__Brief__: Every line of the material is to be quoted verbatim, minus the pictures.

__Supplied information__:
******************************

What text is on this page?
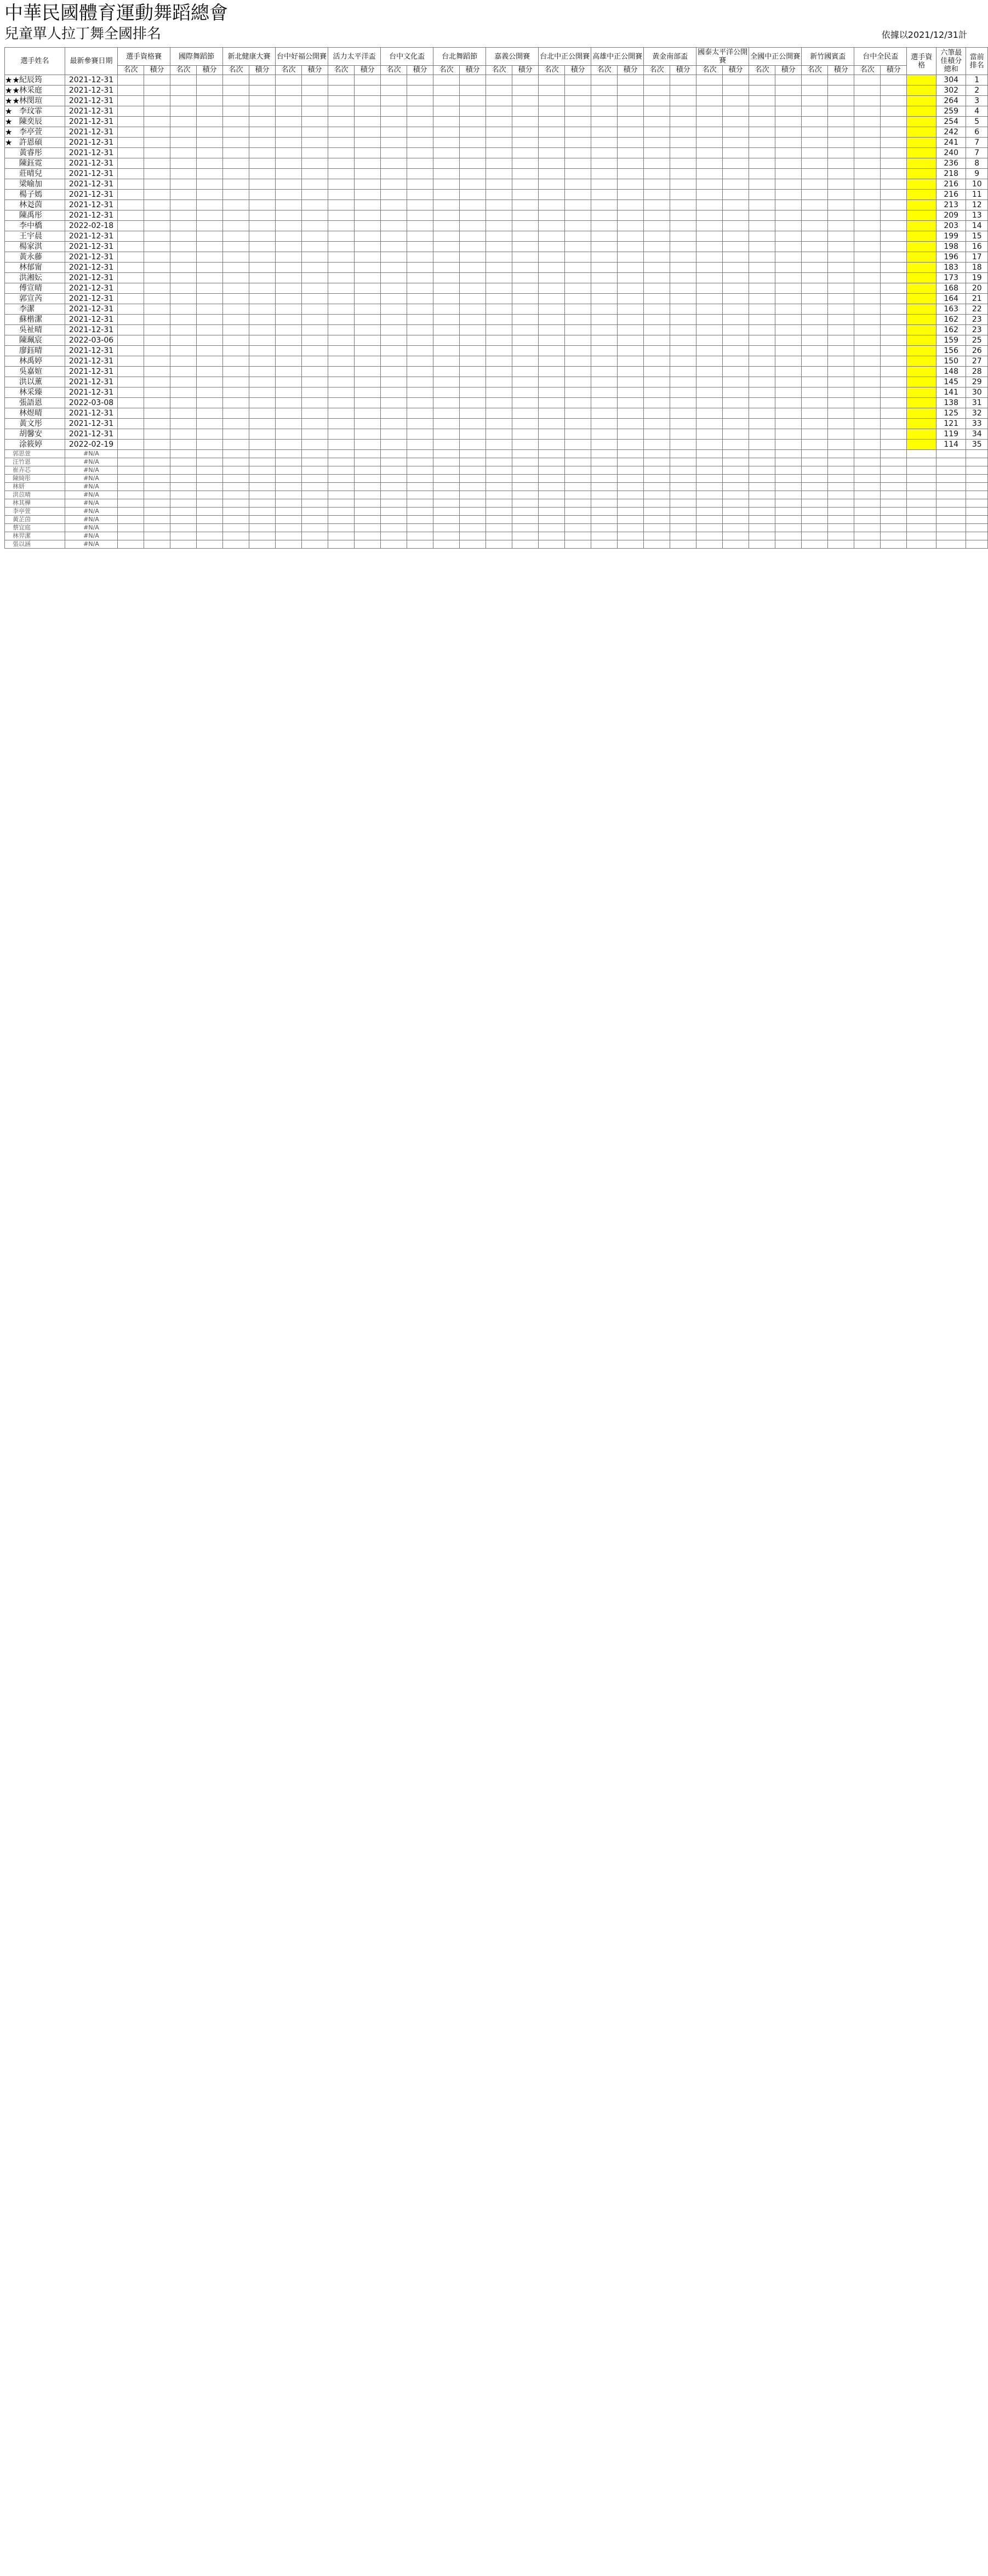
中華民國體育運動舞蹈總會
兒童單人拉丁舞全國排名	依據以2021/12/31計
選手姓名	最新參賽日期	選手資格賽		國際舞蹈節		新北健康大賽		台中好福公開賽		活力太平洋盃		台中文化盃		台北舞蹈節		嘉義公開賽		台北中正公開賽		高雄中正公開賽		黃金南部盃		國泰太平洋公開賽		全國中正公開賽		新竹國賓盃		台中全民盃		選手資格	六筆最佳積分總和	當前排名
		名次	積分	名次	積分	名次	積分	名次	積分	名次	積分	名次	積分	名次	積分	名次	積分	名次	積分	名次	積分	名次	積分	名次	積分	名次	積分	名次	積分	名次	積分			

★★ 紀辰筠	2021-12-31																																304	1

★★ 林采庭	2021-12-31																																302	2

★★ 林閔瑄	2021-12-31																																264	3

★ 李玟霏	2021-12-31																																259	4

★ 陳奕辰	2021-12-31																																254	5

★ 李亭萱	2021-12-31																																242	6

★ 許恩碩	2021-12-31																																241	7

黃睿彤	2021-12-31																																240	7

陳鈺霓	2021-12-31																																236	8

莊晴兒	2021-12-31																																218	9

梁喻加	2021-12-31																																216	10

楊子嫣	2021-12-31																																216	11

林彣茵	2021-12-31																																213	12

陳禹彤	2021-12-31																																209	13

李中橋	2022-02-18																																203	14

王宇晨	2021-12-31																																199	15

楊家淇	2021-12-31																																198	16

黃永藤	2021-12-31																																196	17

林郁甯	2021-12-31																																183	18

洪湘妘	2021-12-31																																173	19

傅宣晴	2021-12-31																																168	20

郭宣芮	2021-12-31																																164	21

李潔	2021-12-31																																163	22

蘇楷潔	2021-12-31																																162	23

吳祉晴	2021-12-31																																162	23

陳珮宸	2022-03-06																																159	25

廖鈺晴	2021-12-31																																156	26

林禹婷	2021-12-31																																150	27

吳嘉媗	2021-12-31																																148	28

洪以薰	2021-12-31																																145	29

林采臻	2021-12-31																																141	30

張語恩	2022-03-08																																138	31

林煜晴	2021-12-31																																125	32

黃文彤	2021-12-31																																121	33

胡馨安	2021-12-31																																119	34

涂筱婷	2022-02-19																																114	35
郭思萱	#N/A																																	
汪竹恩	#N/A																																	
崔卉芯	#N/A																																	
陳綺彤	#N/A																																	
林妍	#N/A																																	
洪苡晴	#N/A																																	
林其樺	#N/A																																	
李亭萱	#N/A																																	
黃芷茵	#N/A																																	
蔡宜庭	#N/A																																	
林羿潔	#N/A																																	
張以涵	#N/A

******************************

__Answer to this problem__:
What text is on this page?
中華民國體育運動舞蹈總會
兒童單人拉丁舞全國排名	依據以2021/12/31計
選手姓名	最新參賽日期	選手資格賽		國際舞蹈節		新北健康大賽		台中好福公開賽		活力太平洋盃		台中文化盃		台北舞蹈節		嘉義公開賽		台北中正公開賽		高雄中正公開賽		黃金南部盃		國泰太平洋公開賽		全國中正公開賽		新竹國賓盃		台中全民盃		選手資格	六筆最佳積分總和	當前排名
		名次	積分	名次	積分	名次	積分	名次	積分	名次	積分	名次	積分	名次	積分	名次	積分	名次	積分	名次	積分	名次	積分	名次	積分	名次	積分	名次	積分	名次	積分			

★★ 紀辰筠	2021-12-31																																304	1

★★ 林采庭	2021-12-31																																302	2

★★ 林閔瑄	2021-12-31																																264	3

★ 李玟霏	2021-12-31																																259	4

★ 陳奕辰	2021-12-31																																254	5

★ 李亭萱	2021-12-31																																242	6

★ 許恩碩	2021-12-31																																241	7

黃睿彤	2021-12-31																																240	7

陳鈺霓	2021-12-31																																236	8

莊晴兒	2021-12-31																																218	9

梁喻加	2021-12-31																																216	10

楊子嫣	2021-12-31																																216	11

林彣茵	2021-12-31																																213	12

陳禹彤	2021-12-31																																209	13

李中橋	2022-02-18																																203	14

王宇晨	2021-12-31																																199	15

楊家淇	2021-12-31																																198	16

黃永藤	2021-12-31																																196	17

林郁甯	2021-12-31																																183	18

洪湘妘	2021-12-31																																173	19

傅宣晴	2021-12-31																																168	20

郭宣芮	2021-12-31																																164	21

李潔	2021-12-31																																163	22

蘇楷潔	2021-12-31																																162	23

吳祉晴	2021-12-31																																162	23

陳珮宸	2022-03-06																																159	25

廖鈺晴	2021-12-31																																156	26

林禹婷	2021-12-31																																150	27

吳嘉媗	2021-12-31																																148	28

洪以薰	2021-12-31																																145	29

林采臻	2021-12-31																																141	30

張語恩	2022-03-08																																138	31

林煜晴	2021-12-31																																125	32

黃文彤	2021-12-31																																121	33

胡馨安	2021-12-31																																119	34

涂筱婷	2022-02-19																																114	35
郭思萱	#N/A																																	
汪竹恩	#N/A																																	
崔卉芯	#N/A																																	
陳綺彤	#N/A																																	
林妍	#N/A																																	
洪苡晴	#N/A																																	
林其樺	#N/A																																	
李亭萱	#N/A																																	
黃芷茵	#N/A																																	
蔡宜庭	#N/A																																	
林羿潔	#N/A																																	
張以涵	#N/A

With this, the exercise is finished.